§ **TASK DETAILS**
Print the listing that follows, character for character.

§ **Part of a data file**
....
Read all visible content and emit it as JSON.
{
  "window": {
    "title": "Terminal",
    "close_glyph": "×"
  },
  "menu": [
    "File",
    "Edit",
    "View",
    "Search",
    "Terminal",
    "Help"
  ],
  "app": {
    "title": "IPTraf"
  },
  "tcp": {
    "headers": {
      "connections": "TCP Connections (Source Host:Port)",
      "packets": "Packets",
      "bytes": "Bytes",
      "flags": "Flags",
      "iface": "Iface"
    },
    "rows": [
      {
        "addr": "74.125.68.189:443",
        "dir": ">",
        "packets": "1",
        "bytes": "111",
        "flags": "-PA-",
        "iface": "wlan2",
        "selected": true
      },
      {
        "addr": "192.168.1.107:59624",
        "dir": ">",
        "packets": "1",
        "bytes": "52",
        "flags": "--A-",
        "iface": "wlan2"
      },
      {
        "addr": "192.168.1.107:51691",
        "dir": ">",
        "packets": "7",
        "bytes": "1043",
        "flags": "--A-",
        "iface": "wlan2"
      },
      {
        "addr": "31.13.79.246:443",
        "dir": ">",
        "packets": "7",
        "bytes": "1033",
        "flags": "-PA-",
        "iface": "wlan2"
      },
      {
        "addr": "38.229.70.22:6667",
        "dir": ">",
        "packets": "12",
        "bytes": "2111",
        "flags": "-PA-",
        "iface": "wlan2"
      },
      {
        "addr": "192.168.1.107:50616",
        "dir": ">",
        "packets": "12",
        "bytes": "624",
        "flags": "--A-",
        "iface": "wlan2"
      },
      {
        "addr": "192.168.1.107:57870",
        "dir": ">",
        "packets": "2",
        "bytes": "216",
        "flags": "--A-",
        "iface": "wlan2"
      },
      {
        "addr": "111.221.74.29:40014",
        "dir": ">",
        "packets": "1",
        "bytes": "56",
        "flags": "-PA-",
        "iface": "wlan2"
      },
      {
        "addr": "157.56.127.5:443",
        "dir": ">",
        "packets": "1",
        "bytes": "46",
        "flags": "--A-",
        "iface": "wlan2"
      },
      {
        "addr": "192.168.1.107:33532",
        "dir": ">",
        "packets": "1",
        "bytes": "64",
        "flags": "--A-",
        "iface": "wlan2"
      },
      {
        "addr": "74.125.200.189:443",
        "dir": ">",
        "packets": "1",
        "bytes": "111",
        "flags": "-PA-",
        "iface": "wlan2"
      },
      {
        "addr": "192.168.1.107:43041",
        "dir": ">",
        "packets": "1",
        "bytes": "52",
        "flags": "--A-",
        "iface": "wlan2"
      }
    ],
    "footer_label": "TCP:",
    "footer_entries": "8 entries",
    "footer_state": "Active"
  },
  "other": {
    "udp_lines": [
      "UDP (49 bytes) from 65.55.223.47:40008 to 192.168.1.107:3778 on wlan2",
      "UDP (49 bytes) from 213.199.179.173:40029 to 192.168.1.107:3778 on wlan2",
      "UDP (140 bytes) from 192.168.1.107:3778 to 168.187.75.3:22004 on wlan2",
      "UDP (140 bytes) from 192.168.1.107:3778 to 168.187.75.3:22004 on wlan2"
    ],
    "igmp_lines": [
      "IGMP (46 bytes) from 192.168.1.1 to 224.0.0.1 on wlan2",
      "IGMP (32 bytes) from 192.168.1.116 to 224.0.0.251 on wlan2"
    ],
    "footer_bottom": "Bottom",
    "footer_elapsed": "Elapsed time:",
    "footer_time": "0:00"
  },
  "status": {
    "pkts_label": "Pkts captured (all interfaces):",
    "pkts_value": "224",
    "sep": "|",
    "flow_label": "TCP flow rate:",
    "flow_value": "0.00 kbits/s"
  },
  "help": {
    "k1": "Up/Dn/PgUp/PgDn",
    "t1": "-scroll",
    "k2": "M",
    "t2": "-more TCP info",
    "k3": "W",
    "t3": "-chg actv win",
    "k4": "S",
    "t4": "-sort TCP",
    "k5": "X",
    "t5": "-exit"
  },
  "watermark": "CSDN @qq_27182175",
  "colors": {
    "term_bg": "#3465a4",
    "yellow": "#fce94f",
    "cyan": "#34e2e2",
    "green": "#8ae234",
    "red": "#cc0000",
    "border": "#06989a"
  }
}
....
§ **EXERCISE OUTPUT**
Read all visible content and emit it as JSON.
{
  "window": {
    "title": "Terminal",
    "close_glyph": "×"
  },
  "menu": [
    "File",
    "Edit",
    "View",
    "Search",
    "Terminal",
    "Help"
  ],
  "app": {
    "title": "IPTraf"
  },
  "tcp": {
    "headers": {
      "connections": "TCP Connections (Source Host:Port)",
      "packets": "Packets",
      "bytes": "Bytes",
      "flags": "Flags",
      "iface": "Iface"
    },
    "rows": [
      {
        "addr": "74.125.68.189:443",
        "dir": ">",
        "packets": "1",
        "bytes": "111",
        "flags": "-PA-",
        "iface": "wlan2",
        "selected": true
      },
      {
        "addr": "192.168.1.107:59624",
        "dir": ">",
        "packets": "1",
        "bytes": "52",
        "flags": "--A-",
        "iface": "wlan2"
      },
      {
        "addr": "192.168.1.107:51691",
        "dir": ">",
        "packets": "7",
        "bytes": "1043",
        "flags": "--A-",
        "iface": "wlan2"
      },
      {
        "addr": "31.13.79.246:443",
        "dir": ">",
        "packets": "7",
        "bytes": "1033",
        "flags": "-PA-",
        "iface": "wlan2"
      },
      {
        "addr": "38.229.70.22:6667",
        "dir": ">",
        "packets": "12",
        "bytes": "2111",
        "flags": "-PA-",
        "iface": "wlan2"
      },
      {
        "addr": "192.168.1.107:50616",
        "dir": ">",
        "packets": "12",
        "bytes": "624",
        "flags": "--A-",
        "iface": "wlan2"
      },
      {
        "addr": "192.168.1.107:57870",
        "dir": ">",
        "packets": "2",
        "bytes": "216",
        "flags": "--A-",
        "iface": "wlan2"
      },
      {
        "addr": "111.221.74.29:40014",
        "dir": ">",
        "packets": "1",
        "bytes": "56",
        "flags": "-PA-",
        "iface": "wlan2"
      },
      {
        "addr": "157.56.127.5:443",
        "dir": ">",
        "packets": "1",
        "bytes": "46",
        "flags": "--A-",
        "iface": "wlan2"
      },
      {
        "addr": "192.168.1.107:33532",
        "dir": ">",
        "packets": "1",
        "bytes": "64",
        "flags": "--A-",
        "iface": "wlan2"
      },
      {
        "addr": "74.125.200.189:443",
        "dir": ">",
        "packets": "1",
        "bytes": "111",
        "flags": "-PA-",
        "iface": "wlan2"
      },
      {
        "addr": "192.168.1.107:43041",
        "dir": ">",
        "packets": "1",
        "bytes": "52",
        "flags": "--A-",
        "iface": "wlan2"
      }
    ],
    "footer_label": "TCP:",
    "footer_entries": "8 entries",
    "footer_state": "Active"
  },
  "other": {
    "udp_lines": [
      "UDP (49 bytes) from 65.55.223.47:40008 to 192.168.1.107:3778 on wlan2",
      "UDP (49 bytes) from 213.199.179.173:40029 to 192.168.1.107:3778 on wlan2",
      "UDP (140 bytes) from 192.168.1.107:3778 to 168.187.75.3:22004 on wlan2",
      "UDP (140 bytes) from 192.168.1.107:3778 to 168.187.75.3:22004 on wlan2"
    ],
    "igmp_lines": [
      "IGMP (46 bytes) from 192.168.1.1 to 224.0.0.1 on wlan2",
      "IGMP (32 bytes) from 192.168.1.116 to 224.0.0.251 on wlan2"
    ],
    "footer_bottom": "Bottom",
    "footer_elapsed": "Elapsed time:",
    "footer_time": "0:00"
  },
  "status": {
    "pkts_label": "Pkts captured (all interfaces):",
    "pkts_value": "224",
    "sep": "|",
    "flow_label": "TCP flow rate:",
    "flow_value": "0.00 kbits/s"
  },
  "help": {
    "k1": "Up/Dn/PgUp/PgDn",
    "t1": "-scroll",
    "k2": "M",
    "t2": "-more TCP info",
    "k3": "W",
    "t3": "-chg actv win",
    "k4": "S",
    "t4": "-sort TCP",
    "k5": "X",
    "t5": "-exit"
  },
  "watermark": "CSDN @qq_27182175",
  "colors": {
    "term_bg": "#3465a4",
    "yellow": "#fce94f",
    "cyan": "#34e2e2",
    "green": "#8ae234",
    "red": "#cc0000",
    "border": "#06989a"
  }
}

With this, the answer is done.